══ SUPPLIED PASSAGE ══

AndreRH / hangover

Hangover runs simple Win32 applications on arm64 Linux
GNU Lesser General Public License v2.1
1.26k stars 92 forks source link

box86 and GL4ES instead of qemu #81

Closed Heasterian closed 9 months ago

Heasterian commented 3 years ago

Hey!

Could it be possible to use box86 instead of qemu? It should be faster option. GL4ES would be nice enhancement too.

stefand commented 3 years ago

This is the first time I hear about box86. It sounds interesting indeed.

Looking at the box86 site there's an obvious catch though:

Box86 lets you run x86 Linux programs (such as games) on non-x86 Linux, like ARM (host system needs to be 32bit little-endian).

Hangover right now only works on 64 bit hosts. Changing this is possible, but requires some work (see issue #3).

Did you do any benchmarking of box86 vs qemu, in particular CPU emulation performance? What's making qemu-linux-user slow is that it runs the entire Linux userland inside qemu. Hangover doesn't do that, so in many ways the big advantage of box86 is already part of hangover. How does it compare with a CPU heavy load that doesn't call libraries, e.g. calculating the shasum of a multi-gb file?

Heasterian commented 3 years ago

Only benchmarks that I have at this moment, are gaming benchmarks from youtube https://youtu.be/7he-KoiSe_U I should buy Jetson Nano this week so I could benchmark it for you.

stefand commented 3 years ago

That video doesn't have any useful data unfortunately. The games are ancient, there's no framerate data (except the one game that's stuck at 60 fps vsync).

My main development machine was an nvidia shield. Any performance numbers I get on it won't be useful for comparing to an RPI4.

═══
══ DATA EXTRACT ══

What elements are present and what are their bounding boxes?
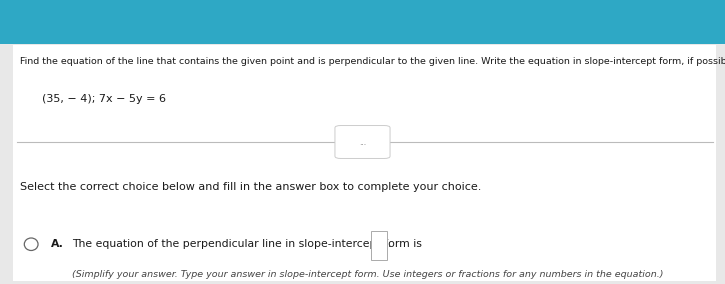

═══

TO-DO LIST:
A. In the box86 issue thread, what kind of host does Hangover currently work on?
B. Condense the paragraph of the box86 issue thread beginning "Did you do any benchmarking" into a shorter version that keeps its main points.
C. Extract the part of the box86 issue thread from "Could it be" to "(see issue #3).".
Nothing here depends on the data.

THE RESPONSES:
A. Hangover currently works only on 64-bit hosts.

B. Has box86 been benchmarked against qemu, especially for CPU emulation? qemu-linux-user is slow because it runs the whole Linux userland inside qemu. Hangover avoids this, so it already has much of box86's main advantage. How do the two compare on a CPU-heavy load that calls no libraries, such as computing the shasum of a multi-GB file?

C.
Could it be possible to use box86 instead of qemu? It should be faster option. GL4ES would be nice enhancement too.

stefand commented 3 years ago

This is the first time I hear about box86. It sounds interesting indeed.

Looking at the box86 site there's an obvious catch though:

Box86 lets you run x86 Linux programs (such as games) on non-x86 Linux, like ARM (host system needs to be 32bit little-endian).

Hangover right now only works on 64 bit hosts. Changing this is possible, but requires some work (see issue #3).